▸ **SOURCE RECORDS**

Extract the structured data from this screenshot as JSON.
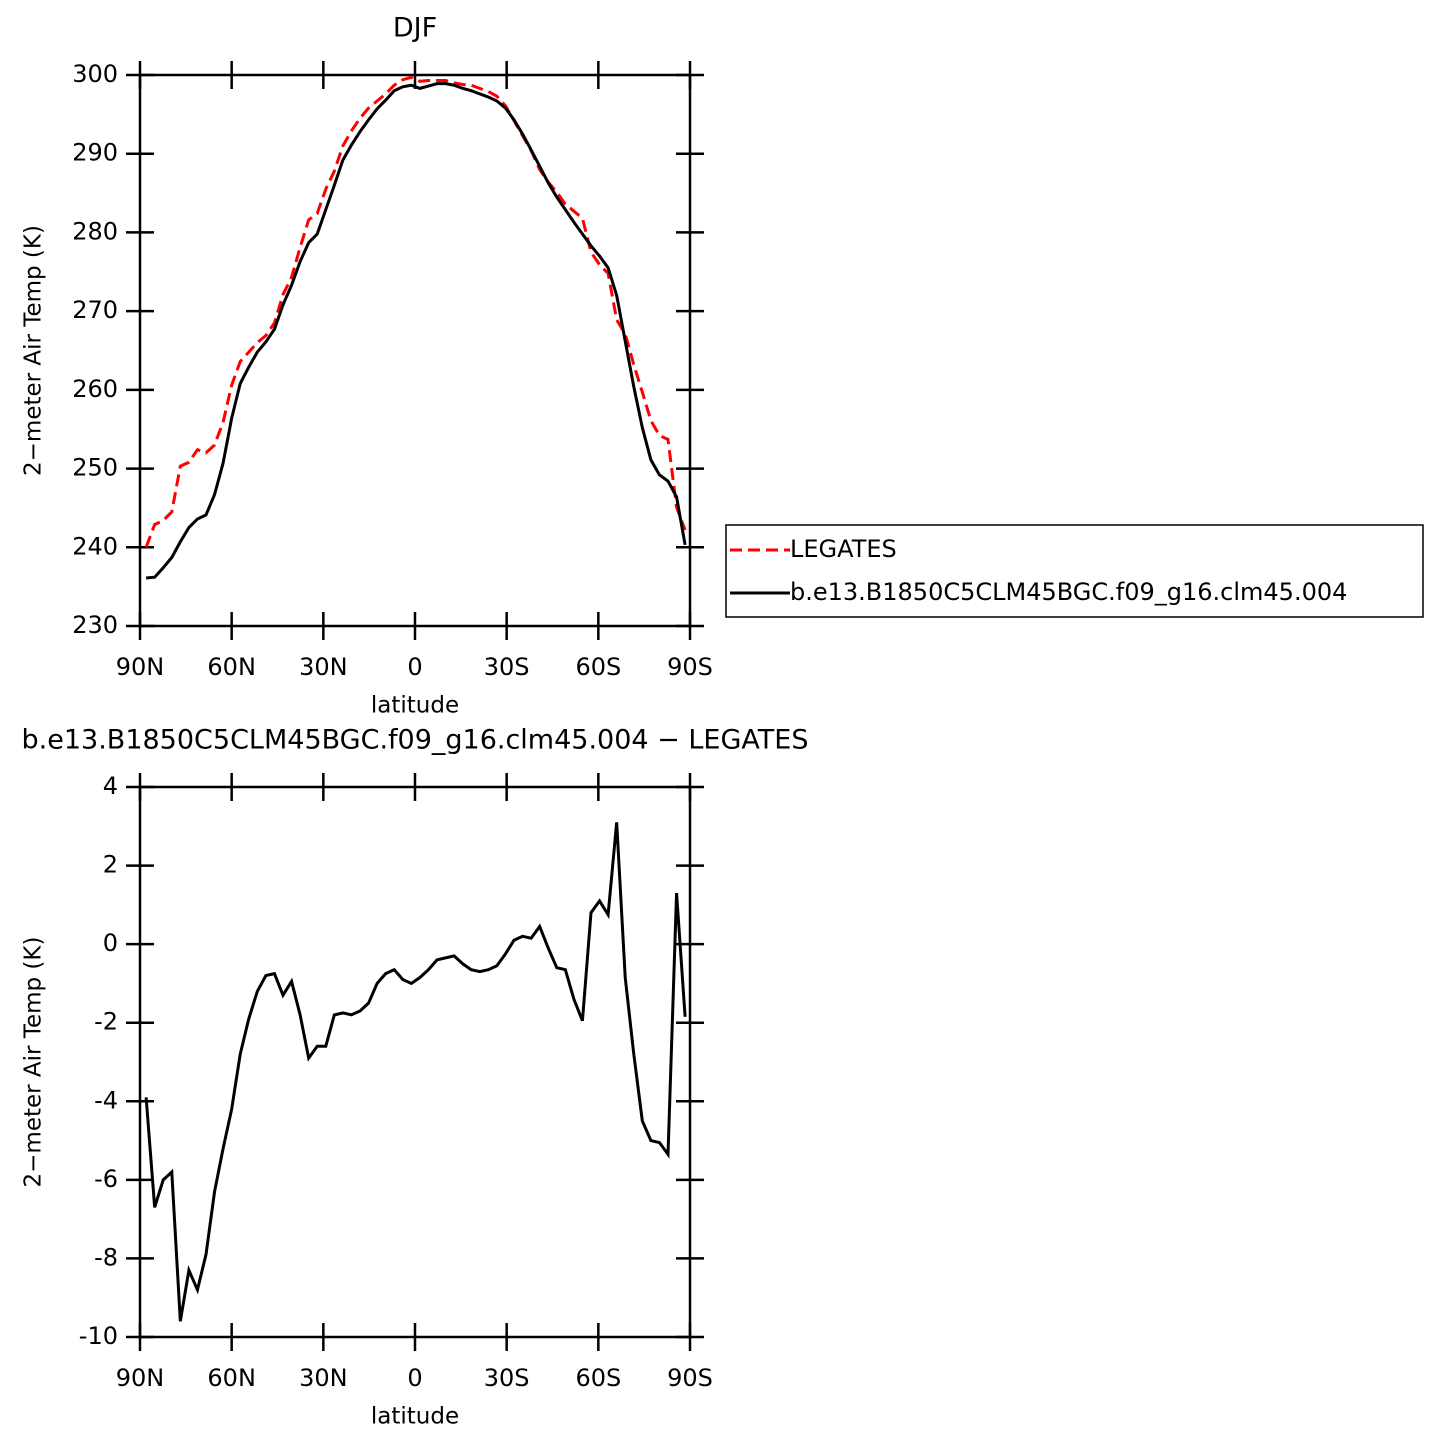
{
  "chart_data": [
    {
      "type": "line",
      "title": "DJF",
      "x_label": "latitude",
      "y_label": "2−meter Air Temp (K)",
      "x": [
        88,
        85.2,
        82.4,
        79.6,
        76.8,
        74,
        71.2,
        68.4,
        65.6,
        62.8,
        60,
        57.2,
        54.4,
        51.6,
        48.8,
        46,
        43.2,
        40.4,
        37.6,
        34.8,
        32,
        29.2,
        26.4,
        23.6,
        20.8,
        18,
        15.2,
        12.4,
        9.6,
        6.8,
        4,
        1.2,
        -1.6,
        -4.4,
        -7.2,
        -10,
        -12.8,
        -15.6,
        -18.4,
        -21.2,
        -24,
        -26.8,
        -29.6,
        -32.4,
        -35.2,
        -38,
        -40.8,
        -43.6,
        -46.4,
        -49.2,
        -52,
        -54.8,
        -57.6,
        -60.4,
        -63.2,
        -66,
        -68.8,
        -71.6,
        -74.4,
        -77.2,
        -80,
        -82.8,
        -85.6,
        -88.4
      ],
      "xlim": [
        90,
        -90
      ],
      "xticks": [
        {
          "value": 90,
          "label": "90N"
        },
        {
          "value": 60,
          "label": "60N"
        },
        {
          "value": 30,
          "label": "30N"
        },
        0,
        {
          "value": -30,
          "label": "30S"
        },
        {
          "value": -60,
          "label": "60S"
        },
        {
          "value": -90,
          "label": "90S"
        }
      ],
      "ylim": [
        230,
        300
      ],
      "yticks": [
        230,
        240,
        250,
        260,
        270,
        280,
        290,
        300
      ],
      "legend": "right",
      "series": [
        {
          "name": "LEGATES",
          "color": "#ff0000",
          "dashed": true,
          "values": [
            240.0,
            242.9,
            243.4,
            244.5,
            250.3,
            250.8,
            252.4,
            252.0,
            253.0,
            255.9,
            260.6,
            263.6,
            264.8,
            266.0,
            266.9,
            268.5,
            272.1,
            274.3,
            278.1,
            281.6,
            282.4,
            285.5,
            287.8,
            291.0,
            292.9,
            294.5,
            295.8,
            296.7,
            297.6,
            298.7,
            299.4,
            299.7,
            299.2,
            299.3,
            299.3,
            299.3,
            299.0,
            298.8,
            298.7,
            298.3,
            297.9,
            297.3,
            296.1,
            294.2,
            292.3,
            290.4,
            288.0,
            286.4,
            285.1,
            283.6,
            282.7,
            281.8,
            277.5,
            275.9,
            274.8,
            268.9,
            267.1,
            263.2,
            259.7,
            256.1,
            254.2,
            253.7,
            245.1,
            242.2
          ]
        },
        {
          "name": "b.e13.B1850C5CLM45BGC.f09_g16.clm45.004",
          "color": "#000000",
          "dashed": false,
          "values": [
            236.1,
            236.2,
            237.4,
            238.7,
            240.7,
            242.5,
            243.6,
            244.1,
            246.7,
            250.7,
            256.4,
            260.8,
            262.9,
            264.8,
            266.1,
            267.7,
            270.8,
            273.3,
            276.3,
            278.7,
            279.8,
            282.9,
            286.0,
            289.2,
            291.1,
            292.8,
            294.3,
            295.7,
            296.8,
            298.0,
            298.5,
            298.7,
            298.3,
            298.6,
            298.9,
            298.9,
            298.7,
            298.3,
            298.0,
            297.6,
            297.2,
            296.7,
            295.8,
            294.3,
            292.5,
            290.5,
            288.4,
            286.3,
            284.5,
            282.9,
            281.3,
            279.8,
            278.3,
            277.0,
            275.5,
            272.0,
            266.2,
            260.4,
            255.2,
            251.1,
            249.2,
            248.4,
            246.4,
            240.3
          ]
        }
      ]
    },
    {
      "type": "line",
      "title": "b.e13.B1850C5CLM45BGC.f09_g16.clm45.004 − LEGATES",
      "x_label": "latitude",
      "y_label": "2−meter Air Temp (K)",
      "x": [
        88,
        85.2,
        82.4,
        79.6,
        76.8,
        74,
        71.2,
        68.4,
        65.6,
        62.8,
        60,
        57.2,
        54.4,
        51.6,
        48.8,
        46,
        43.2,
        40.4,
        37.6,
        34.8,
        32,
        29.2,
        26.4,
        23.6,
        20.8,
        18,
        15.2,
        12.4,
        9.6,
        6.8,
        4,
        1.2,
        -1.6,
        -4.4,
        -7.2,
        -10,
        -12.8,
        -15.6,
        -18.4,
        -21.2,
        -24,
        -26.8,
        -29.6,
        -32.4,
        -35.2,
        -38,
        -40.8,
        -43.6,
        -46.4,
        -49.2,
        -52,
        -54.8,
        -57.6,
        -60.4,
        -63.2,
        -66,
        -68.8,
        -71.6,
        -74.4,
        -77.2,
        -80,
        -82.8,
        -85.6,
        -88.4
      ],
      "xlim": [
        90,
        -90
      ],
      "xticks": [
        {
          "value": 90,
          "label": "90N"
        },
        {
          "value": 60,
          "label": "60N"
        },
        {
          "value": 30,
          "label": "30N"
        },
        0,
        {
          "value": -30,
          "label": "30S"
        },
        {
          "value": -60,
          "label": "60S"
        },
        {
          "value": -90,
          "label": "90S"
        }
      ],
      "ylim": [
        -10,
        4
      ],
      "yticks": [
        -10,
        -8,
        -6,
        -4,
        -2,
        0,
        2,
        4
      ],
      "color": "#000000",
      "values": [
        -3.9,
        -6.7,
        -6.0,
        -5.8,
        -9.6,
        -8.3,
        -8.8,
        -7.9,
        -6.3,
        -5.2,
        -4.2,
        -2.8,
        -1.9,
        -1.2,
        -0.8,
        -0.75,
        -1.3,
        -0.95,
        -1.8,
        -2.9,
        -2.6,
        -2.6,
        -1.8,
        -1.75,
        -1.8,
        -1.7,
        -1.5,
        -1.0,
        -0.75,
        -0.65,
        -0.9,
        -1.0,
        -0.85,
        -0.65,
        -0.4,
        -0.35,
        -0.3,
        -0.5,
        -0.65,
        -0.7,
        -0.65,
        -0.55,
        -0.25,
        0.1,
        0.2,
        0.15,
        0.45,
        -0.1,
        -0.6,
        -0.65,
        -1.4,
        -1.95,
        0.8,
        1.1,
        0.75,
        3.1,
        -0.85,
        -2.8,
        -4.5,
        -5.0,
        -5.05,
        -5.35,
        1.3,
        -1.85
      ]
    }
  ]
}
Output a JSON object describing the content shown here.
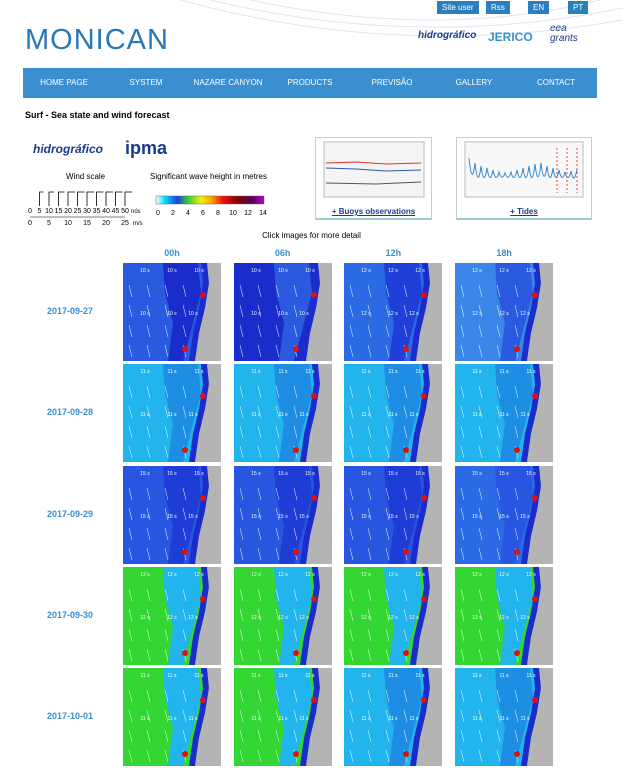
{
  "header": {
    "top_links": [
      "Site user",
      "Rss",
      "EN",
      "PT"
    ],
    "logo": "MONICAN",
    "partners": [
      "hidrográfico",
      "JERICO",
      "eea grants"
    ]
  },
  "nav": [
    "HOME PAGE",
    "SYSTEM",
    "NAZARE CANYON",
    "PRODUCTS",
    "PREVISÃO",
    "GALLERY",
    "CONTACT"
  ],
  "page_title": "Surf - Sea state and wind forecast",
  "sponsors": [
    "hidrográfico",
    "ipma"
  ],
  "wind_scale": {
    "title": "Wind scale",
    "knots": [
      0,
      5,
      10,
      15,
      20,
      25,
      30,
      35,
      40,
      45,
      50
    ],
    "knots_unit": "nós",
    "ms": [
      0,
      5,
      10,
      15,
      20,
      25
    ],
    "ms_unit": "m/s"
  },
  "wave_scale": {
    "title": "Significant wave height in metres",
    "ticks": [
      0,
      2,
      4,
      6,
      8,
      10,
      12,
      14
    ]
  },
  "links": [
    "+ Buoys observations",
    "+ Tides"
  ],
  "hint": "Click images for more detail",
  "forecast": {
    "hours": [
      "00h",
      "06h",
      "12h",
      "18h"
    ],
    "rows": [
      {
        "date": "2017-09-27",
        "tiles": [
          {
            "label": "10 s",
            "sea": "#2a5ae0",
            "patch": "#1a2ccc"
          },
          {
            "label": "10 s",
            "sea": "#1a2ccc",
            "patch": "#2a5ae0"
          },
          {
            "label": "12 s",
            "sea": "#2a6ae4",
            "patch": "#1e40d8"
          },
          {
            "label": "12 s",
            "sea": "#3a86e8",
            "patch": "#2a5ae0"
          }
        ]
      },
      {
        "date": "2017-09-28",
        "tiles": [
          {
            "label": "11 s",
            "sea": "#22b4ec",
            "patch": "#1e8ee4"
          },
          {
            "label": "11 s",
            "sea": "#22b4ec",
            "patch": "#1e8ee4"
          },
          {
            "label": "11 s",
            "sea": "#22b4ec",
            "patch": "#1e8ee4"
          },
          {
            "label": "11 s",
            "sea": "#22b4ec",
            "patch": "#1e8ee4"
          }
        ]
      },
      {
        "date": "2017-09-29",
        "tiles": [
          {
            "label": "15 s",
            "sea": "#2856e0",
            "patch": "#1e3cd6"
          },
          {
            "label": "15 s",
            "sea": "#2856e0",
            "patch": "#1e3cd6"
          },
          {
            "label": "15 s",
            "sea": "#2856e0",
            "patch": "#1e3cd6"
          },
          {
            "label": "15 s",
            "sea": "#2a6ae4",
            "patch": "#2856e0"
          }
        ]
      },
      {
        "date": "2017-09-30",
        "tiles": [
          {
            "label": "12 s",
            "sea": "#33d633",
            "patch": "#22b4ec"
          },
          {
            "label": "12 s",
            "sea": "#33d633",
            "patch": "#22b4ec"
          },
          {
            "label": "12 s",
            "sea": "#33d633",
            "patch": "#22b4ec"
          },
          {
            "label": "12 s",
            "sea": "#33d633",
            "patch": "#22b4ec"
          }
        ]
      },
      {
        "date": "2017-10-01",
        "tiles": [
          {
            "label": "11 s",
            "sea": "#33d633",
            "patch": "#22b4ec"
          },
          {
            "label": "11 s",
            "sea": "#33d633",
            "patch": "#22b4ec"
          },
          {
            "label": "11 s",
            "sea": "#22b4ec",
            "patch": "#1e8ee4"
          },
          {
            "label": "11 s",
            "sea": "#22b4ec",
            "patch": "#1e8ee4"
          }
        ]
      }
    ]
  }
}
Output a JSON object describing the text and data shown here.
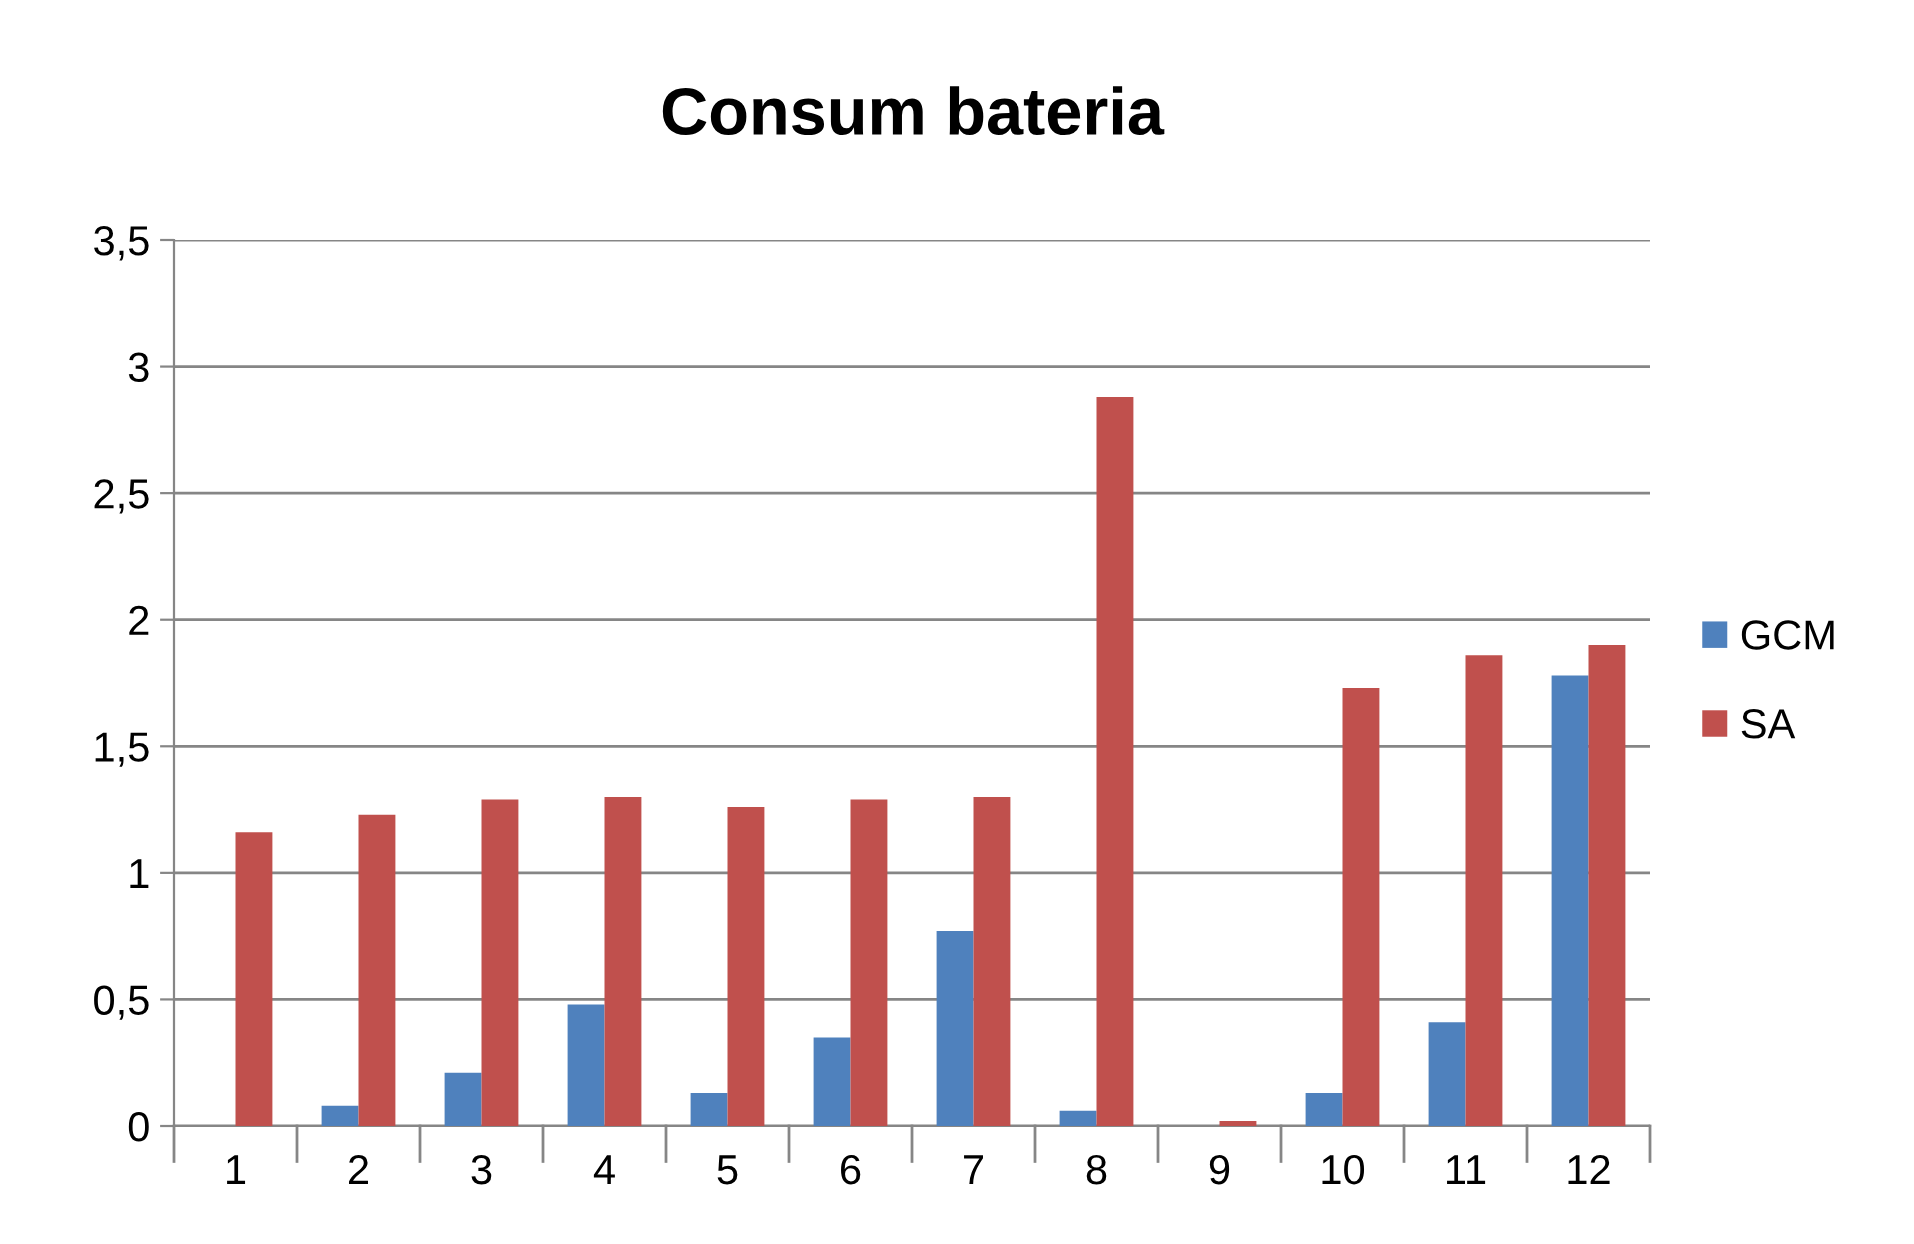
{
  "chart_data": {
    "type": "bar",
    "title": "Consum bateria",
    "categories": [
      "1",
      "2",
      "3",
      "4",
      "5",
      "6",
      "7",
      "8",
      "9",
      "10",
      "11",
      "12"
    ],
    "series": [
      {
        "name": "GCM",
        "color": "#4f81bd",
        "values": [
          0,
          0.08,
          0.21,
          0.48,
          0.13,
          0.35,
          0.77,
          0.06,
          0,
          0.13,
          0.41,
          1.78
        ]
      },
      {
        "name": "SA",
        "color": "#c0504d",
        "values": [
          1.16,
          1.23,
          1.29,
          1.3,
          1.26,
          1.29,
          1.3,
          2.88,
          0.02,
          1.73,
          1.86,
          1.9
        ]
      }
    ],
    "ylim": [
      0,
      3.5
    ],
    "yticks": [
      0,
      {
        "value": 0.5,
        "label": "0,5"
      },
      1,
      {
        "value": 1.5,
        "label": "1,5"
      },
      2,
      {
        "value": 2.5,
        "label": "2,5"
      },
      3,
      {
        "value": 3.5,
        "label": "3,5"
      }
    ],
    "grid": "y",
    "legend": "right"
  }
}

▸ **BRIEF**
Say how many lines of the data hold the string "Output". Reply with the number alone.

▸ **TASK RESPONSE**
2